▽

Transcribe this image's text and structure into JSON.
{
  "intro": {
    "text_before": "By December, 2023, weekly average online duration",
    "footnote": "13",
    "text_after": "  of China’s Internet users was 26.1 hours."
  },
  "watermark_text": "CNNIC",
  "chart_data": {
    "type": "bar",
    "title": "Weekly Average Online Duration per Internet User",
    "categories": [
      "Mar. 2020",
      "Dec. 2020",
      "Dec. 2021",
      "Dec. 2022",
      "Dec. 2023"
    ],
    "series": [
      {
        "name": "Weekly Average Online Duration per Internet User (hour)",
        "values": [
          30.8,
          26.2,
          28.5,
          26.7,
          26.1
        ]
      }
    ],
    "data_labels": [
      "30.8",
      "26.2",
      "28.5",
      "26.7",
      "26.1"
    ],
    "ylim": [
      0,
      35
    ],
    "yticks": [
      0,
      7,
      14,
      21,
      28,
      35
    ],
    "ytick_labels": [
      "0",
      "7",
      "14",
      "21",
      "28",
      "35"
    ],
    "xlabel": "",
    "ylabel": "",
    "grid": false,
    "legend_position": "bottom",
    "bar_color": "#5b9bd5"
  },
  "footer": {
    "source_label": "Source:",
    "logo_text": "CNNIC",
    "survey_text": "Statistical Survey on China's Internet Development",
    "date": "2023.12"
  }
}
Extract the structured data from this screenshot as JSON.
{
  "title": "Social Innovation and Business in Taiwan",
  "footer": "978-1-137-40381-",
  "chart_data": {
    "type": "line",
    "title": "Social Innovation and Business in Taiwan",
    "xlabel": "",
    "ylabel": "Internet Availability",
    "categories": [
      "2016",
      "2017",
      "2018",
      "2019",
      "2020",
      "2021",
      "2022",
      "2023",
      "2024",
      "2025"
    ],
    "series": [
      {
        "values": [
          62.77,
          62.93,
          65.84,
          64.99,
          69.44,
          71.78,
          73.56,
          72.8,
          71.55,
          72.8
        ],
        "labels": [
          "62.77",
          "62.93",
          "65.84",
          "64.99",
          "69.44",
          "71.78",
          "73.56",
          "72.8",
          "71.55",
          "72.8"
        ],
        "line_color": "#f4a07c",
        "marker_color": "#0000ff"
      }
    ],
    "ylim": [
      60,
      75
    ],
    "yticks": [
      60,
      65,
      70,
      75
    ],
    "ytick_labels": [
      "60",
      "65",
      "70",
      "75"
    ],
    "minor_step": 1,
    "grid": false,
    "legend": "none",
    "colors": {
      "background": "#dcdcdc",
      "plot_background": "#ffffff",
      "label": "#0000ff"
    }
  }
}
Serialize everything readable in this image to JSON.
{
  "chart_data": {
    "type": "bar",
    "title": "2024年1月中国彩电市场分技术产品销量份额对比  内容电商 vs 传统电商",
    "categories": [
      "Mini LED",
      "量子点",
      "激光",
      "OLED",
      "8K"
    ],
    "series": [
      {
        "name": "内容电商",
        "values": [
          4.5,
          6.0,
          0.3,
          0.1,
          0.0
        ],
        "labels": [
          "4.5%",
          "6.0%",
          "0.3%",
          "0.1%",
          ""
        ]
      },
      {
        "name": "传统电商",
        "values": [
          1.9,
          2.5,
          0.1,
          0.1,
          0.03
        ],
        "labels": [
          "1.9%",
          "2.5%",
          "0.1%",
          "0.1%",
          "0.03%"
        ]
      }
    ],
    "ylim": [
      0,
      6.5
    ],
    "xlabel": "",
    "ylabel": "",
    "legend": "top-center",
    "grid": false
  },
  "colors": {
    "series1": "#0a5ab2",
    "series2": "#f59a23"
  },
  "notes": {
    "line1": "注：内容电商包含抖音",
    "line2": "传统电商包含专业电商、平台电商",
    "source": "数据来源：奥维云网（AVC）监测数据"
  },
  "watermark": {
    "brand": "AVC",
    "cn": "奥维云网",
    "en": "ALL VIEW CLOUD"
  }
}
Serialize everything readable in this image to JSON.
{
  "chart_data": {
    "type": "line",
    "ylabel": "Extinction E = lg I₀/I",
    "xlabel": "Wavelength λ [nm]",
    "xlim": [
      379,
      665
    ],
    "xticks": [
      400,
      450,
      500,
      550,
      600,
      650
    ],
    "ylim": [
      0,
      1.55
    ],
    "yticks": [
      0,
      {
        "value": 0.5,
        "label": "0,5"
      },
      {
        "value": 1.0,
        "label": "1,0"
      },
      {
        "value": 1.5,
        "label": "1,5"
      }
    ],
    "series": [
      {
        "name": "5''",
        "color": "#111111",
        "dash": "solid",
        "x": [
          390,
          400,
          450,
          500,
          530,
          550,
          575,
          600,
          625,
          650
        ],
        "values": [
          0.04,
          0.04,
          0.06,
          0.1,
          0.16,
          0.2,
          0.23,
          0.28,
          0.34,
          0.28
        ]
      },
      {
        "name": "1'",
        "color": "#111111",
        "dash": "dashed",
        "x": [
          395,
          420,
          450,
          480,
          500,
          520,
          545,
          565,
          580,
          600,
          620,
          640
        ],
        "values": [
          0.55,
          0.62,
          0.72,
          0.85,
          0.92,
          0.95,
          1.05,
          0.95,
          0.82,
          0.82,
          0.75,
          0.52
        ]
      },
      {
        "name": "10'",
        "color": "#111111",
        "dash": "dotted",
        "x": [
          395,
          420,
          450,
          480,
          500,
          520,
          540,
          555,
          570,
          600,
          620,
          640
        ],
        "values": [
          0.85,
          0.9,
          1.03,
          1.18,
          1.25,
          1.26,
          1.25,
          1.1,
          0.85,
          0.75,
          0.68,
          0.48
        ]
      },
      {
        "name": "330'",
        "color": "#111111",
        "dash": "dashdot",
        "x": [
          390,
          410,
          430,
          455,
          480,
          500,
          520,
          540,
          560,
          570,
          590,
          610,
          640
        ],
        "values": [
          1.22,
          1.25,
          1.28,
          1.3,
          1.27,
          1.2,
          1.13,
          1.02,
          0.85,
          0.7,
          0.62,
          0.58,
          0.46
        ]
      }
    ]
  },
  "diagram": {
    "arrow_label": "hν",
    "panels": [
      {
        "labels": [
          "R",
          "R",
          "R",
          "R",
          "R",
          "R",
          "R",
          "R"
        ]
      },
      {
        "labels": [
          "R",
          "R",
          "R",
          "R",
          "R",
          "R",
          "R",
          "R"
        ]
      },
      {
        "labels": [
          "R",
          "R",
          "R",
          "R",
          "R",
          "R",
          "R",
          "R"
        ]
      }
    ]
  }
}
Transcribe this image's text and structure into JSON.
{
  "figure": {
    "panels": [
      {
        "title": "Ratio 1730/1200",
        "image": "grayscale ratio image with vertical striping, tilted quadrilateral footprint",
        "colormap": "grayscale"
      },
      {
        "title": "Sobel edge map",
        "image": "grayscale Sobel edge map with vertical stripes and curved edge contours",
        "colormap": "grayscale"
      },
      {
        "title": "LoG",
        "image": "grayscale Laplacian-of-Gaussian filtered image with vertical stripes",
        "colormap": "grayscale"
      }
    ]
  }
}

△

Your objective ->
Filter the listing above for the string "vertical" and copy every matching line.

Finished task ->
        "image": "grayscale ratio image with vertical striping, tilted quadrilateral footprint",
        "image": "grayscale Sobel edge map with vertical stripes and curved edge contours",
        "image": "grayscale Laplacian-of-Gaussian filtered image with vertical stripes",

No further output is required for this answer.